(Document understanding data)

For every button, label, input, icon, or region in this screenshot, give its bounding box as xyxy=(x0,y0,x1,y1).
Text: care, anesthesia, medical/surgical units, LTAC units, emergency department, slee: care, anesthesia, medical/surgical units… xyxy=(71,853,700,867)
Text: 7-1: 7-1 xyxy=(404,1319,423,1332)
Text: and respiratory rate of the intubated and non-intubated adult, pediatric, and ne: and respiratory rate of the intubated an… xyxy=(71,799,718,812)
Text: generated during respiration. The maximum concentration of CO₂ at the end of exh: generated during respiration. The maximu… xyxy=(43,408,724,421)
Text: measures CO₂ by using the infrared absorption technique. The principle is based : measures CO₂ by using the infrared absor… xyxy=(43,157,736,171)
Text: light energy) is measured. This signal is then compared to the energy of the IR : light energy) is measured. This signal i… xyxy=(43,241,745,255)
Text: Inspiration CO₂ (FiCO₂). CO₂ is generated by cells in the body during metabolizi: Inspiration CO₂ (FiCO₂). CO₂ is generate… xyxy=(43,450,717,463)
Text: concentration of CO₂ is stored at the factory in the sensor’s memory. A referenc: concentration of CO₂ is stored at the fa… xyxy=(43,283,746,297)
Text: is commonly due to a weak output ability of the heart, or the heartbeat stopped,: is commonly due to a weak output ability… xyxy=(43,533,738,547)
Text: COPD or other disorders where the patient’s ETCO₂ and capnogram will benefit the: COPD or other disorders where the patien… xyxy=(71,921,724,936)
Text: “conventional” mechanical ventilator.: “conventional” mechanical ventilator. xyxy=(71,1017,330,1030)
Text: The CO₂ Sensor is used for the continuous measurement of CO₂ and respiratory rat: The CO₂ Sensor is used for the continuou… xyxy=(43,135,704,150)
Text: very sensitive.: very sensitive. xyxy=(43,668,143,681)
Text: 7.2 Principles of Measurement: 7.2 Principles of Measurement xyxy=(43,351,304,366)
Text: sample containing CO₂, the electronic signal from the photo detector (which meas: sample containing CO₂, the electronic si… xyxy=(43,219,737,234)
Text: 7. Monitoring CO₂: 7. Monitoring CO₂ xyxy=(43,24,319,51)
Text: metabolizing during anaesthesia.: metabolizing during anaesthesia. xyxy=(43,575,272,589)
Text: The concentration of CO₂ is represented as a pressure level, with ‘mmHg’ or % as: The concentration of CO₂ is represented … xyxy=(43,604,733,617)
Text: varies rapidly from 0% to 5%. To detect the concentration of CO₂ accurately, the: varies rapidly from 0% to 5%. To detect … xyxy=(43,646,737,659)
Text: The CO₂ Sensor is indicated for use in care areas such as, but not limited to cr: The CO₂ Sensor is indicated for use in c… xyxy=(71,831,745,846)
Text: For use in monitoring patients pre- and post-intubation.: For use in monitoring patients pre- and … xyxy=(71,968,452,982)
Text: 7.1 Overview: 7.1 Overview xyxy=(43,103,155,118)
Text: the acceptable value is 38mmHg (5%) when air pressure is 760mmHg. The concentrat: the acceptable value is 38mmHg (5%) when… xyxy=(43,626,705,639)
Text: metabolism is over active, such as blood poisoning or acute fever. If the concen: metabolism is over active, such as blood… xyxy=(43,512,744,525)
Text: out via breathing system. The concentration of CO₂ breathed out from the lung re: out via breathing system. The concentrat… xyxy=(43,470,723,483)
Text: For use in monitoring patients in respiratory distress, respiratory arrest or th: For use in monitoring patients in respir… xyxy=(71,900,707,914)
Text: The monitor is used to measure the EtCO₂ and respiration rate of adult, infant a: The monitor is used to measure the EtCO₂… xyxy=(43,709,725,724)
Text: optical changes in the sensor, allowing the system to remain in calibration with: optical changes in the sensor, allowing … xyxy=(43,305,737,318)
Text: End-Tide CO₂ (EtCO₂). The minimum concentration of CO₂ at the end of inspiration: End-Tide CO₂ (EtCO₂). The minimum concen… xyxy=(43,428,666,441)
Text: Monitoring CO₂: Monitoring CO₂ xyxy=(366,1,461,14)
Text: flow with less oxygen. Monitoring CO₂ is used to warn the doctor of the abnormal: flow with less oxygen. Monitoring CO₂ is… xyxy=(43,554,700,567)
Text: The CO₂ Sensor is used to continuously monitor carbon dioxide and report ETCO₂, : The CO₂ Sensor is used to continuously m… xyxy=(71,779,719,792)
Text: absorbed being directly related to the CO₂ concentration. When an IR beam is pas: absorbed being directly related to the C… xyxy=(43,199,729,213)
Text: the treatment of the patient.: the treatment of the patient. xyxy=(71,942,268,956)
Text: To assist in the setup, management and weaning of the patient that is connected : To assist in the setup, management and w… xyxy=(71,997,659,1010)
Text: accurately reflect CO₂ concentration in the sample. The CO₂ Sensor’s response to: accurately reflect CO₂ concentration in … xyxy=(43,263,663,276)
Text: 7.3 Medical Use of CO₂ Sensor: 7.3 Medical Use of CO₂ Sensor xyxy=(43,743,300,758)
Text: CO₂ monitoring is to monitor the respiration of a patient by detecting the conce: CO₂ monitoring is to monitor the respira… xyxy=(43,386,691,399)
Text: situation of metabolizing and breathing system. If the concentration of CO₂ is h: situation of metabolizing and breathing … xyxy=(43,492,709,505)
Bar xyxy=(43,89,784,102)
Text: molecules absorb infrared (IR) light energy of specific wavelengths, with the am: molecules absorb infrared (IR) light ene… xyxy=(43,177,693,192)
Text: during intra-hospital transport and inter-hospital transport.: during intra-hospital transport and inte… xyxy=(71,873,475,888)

WHAT YOU NEED TO DO: Copy out the full set of records precisely, leaving nothing out.

SOLUTION FOR THIS TASK:
For every button, label, input, icon, or region in this screenshot, give its bounding box as xyxy=(x0,y0,x1,y1).
Text: care, anesthesia, medical/surgical units, LTAC units, emergency department, slee: care, anesthesia, medical/surgical units… xyxy=(71,853,700,867)
Text: 7-1: 7-1 xyxy=(404,1319,423,1332)
Text: and respiratory rate of the intubated and non-intubated adult, pediatric, and ne: and respiratory rate of the intubated an… xyxy=(71,799,718,812)
Text: generated during respiration. The maximum concentration of CO₂ at the end of exh: generated during respiration. The maximu… xyxy=(43,408,724,421)
Text: measures CO₂ by using the infrared absorption technique. The principle is based : measures CO₂ by using the infrared absor… xyxy=(43,157,736,171)
Text: light energy) is measured. This signal is then compared to the energy of the IR : light energy) is measured. This signal i… xyxy=(43,241,745,255)
Text: Inspiration CO₂ (FiCO₂). CO₂ is generated by cells in the body during metabolizi: Inspiration CO₂ (FiCO₂). CO₂ is generate… xyxy=(43,450,717,463)
Text: concentration of CO₂ is stored at the factory in the sensor’s memory. A referenc: concentration of CO₂ is stored at the fa… xyxy=(43,283,746,297)
Text: is commonly due to a weak output ability of the heart, or the heartbeat stopped,: is commonly due to a weak output ability… xyxy=(43,533,738,547)
Text: COPD or other disorders where the patient’s ETCO₂ and capnogram will benefit the: COPD or other disorders where the patien… xyxy=(71,921,724,936)
Text: “conventional” mechanical ventilator.: “conventional” mechanical ventilator. xyxy=(71,1017,330,1030)
Text: The CO₂ Sensor is used for the continuous measurement of CO₂ and respiratory rat: The CO₂ Sensor is used for the continuou… xyxy=(43,135,704,150)
Text: very sensitive.: very sensitive. xyxy=(43,668,143,681)
Text: 7.2 Principles of Measurement: 7.2 Principles of Measurement xyxy=(43,351,304,366)
Text: sample containing CO₂, the electronic signal from the photo detector (which meas: sample containing CO₂, the electronic si… xyxy=(43,219,737,234)
Text: 7. Monitoring CO₂: 7. Monitoring CO₂ xyxy=(43,24,319,51)
Text: metabolizing during anaesthesia.: metabolizing during anaesthesia. xyxy=(43,575,272,589)
Text: The concentration of CO₂ is represented as a pressure level, with ‘mmHg’ or % as: The concentration of CO₂ is represented … xyxy=(43,604,733,617)
Text: varies rapidly from 0% to 5%. To detect the concentration of CO₂ accurately, the: varies rapidly from 0% to 5%. To detect … xyxy=(43,646,737,659)
Text: The CO₂ Sensor is indicated for use in care areas such as, but not limited to cr: The CO₂ Sensor is indicated for use in c… xyxy=(71,831,745,846)
Text: For use in monitoring patients pre- and post-intubation.: For use in monitoring patients pre- and … xyxy=(71,968,452,982)
Text: 7.1 Overview: 7.1 Overview xyxy=(43,103,155,118)
Text: the acceptable value is 38mmHg (5%) when air pressure is 760mmHg. The concentrat: the acceptable value is 38mmHg (5%) when… xyxy=(43,626,705,639)
Text: metabolism is over active, such as blood poisoning or acute fever. If the concen: metabolism is over active, such as blood… xyxy=(43,512,744,525)
Text: out via breathing system. The concentration of CO₂ breathed out from the lung re: out via breathing system. The concentrat… xyxy=(43,470,723,483)
Text: For use in monitoring patients in respiratory distress, respiratory arrest or th: For use in monitoring patients in respir… xyxy=(71,900,707,914)
Text: The monitor is used to measure the EtCO₂ and respiration rate of adult, infant a: The monitor is used to measure the EtCO₂… xyxy=(43,709,725,724)
Text: optical changes in the sensor, allowing the system to remain in calibration with: optical changes in the sensor, allowing … xyxy=(43,305,737,318)
Text: End-Tide CO₂ (EtCO₂). The minimum concentration of CO₂ at the end of inspiration: End-Tide CO₂ (EtCO₂). The minimum concen… xyxy=(43,428,666,441)
Text: Monitoring CO₂: Monitoring CO₂ xyxy=(366,1,461,14)
Text: flow with less oxygen. Monitoring CO₂ is used to warn the doctor of the abnormal: flow with less oxygen. Monitoring CO₂ is… xyxy=(43,554,700,567)
Text: The CO₂ Sensor is used to continuously monitor carbon dioxide and report ETCO₂, : The CO₂ Sensor is used to continuously m… xyxy=(71,779,719,792)
Text: absorbed being directly related to the CO₂ concentration. When an IR beam is pas: absorbed being directly related to the C… xyxy=(43,199,729,213)
Text: the treatment of the patient.: the treatment of the patient. xyxy=(71,942,268,956)
Text: To assist in the setup, management and weaning of the patient that is connected : To assist in the setup, management and w… xyxy=(71,997,659,1010)
Text: accurately reflect CO₂ concentration in the sample. The CO₂ Sensor’s response to: accurately reflect CO₂ concentration in … xyxy=(43,263,663,276)
Text: 7.3 Medical Use of CO₂ Sensor: 7.3 Medical Use of CO₂ Sensor xyxy=(43,743,300,758)
Text: CO₂ monitoring is to monitor the respiration of a patient by detecting the conce: CO₂ monitoring is to monitor the respira… xyxy=(43,386,691,399)
Text: situation of metabolizing and breathing system. If the concentration of CO₂ is h: situation of metabolizing and breathing … xyxy=(43,492,709,505)
Bar xyxy=(43,89,784,102)
Text: molecules absorb infrared (IR) light energy of specific wavelengths, with the am: molecules absorb infrared (IR) light ene… xyxy=(43,177,693,192)
Text: during intra-hospital transport and inter-hospital transport.: during intra-hospital transport and inte… xyxy=(71,873,475,888)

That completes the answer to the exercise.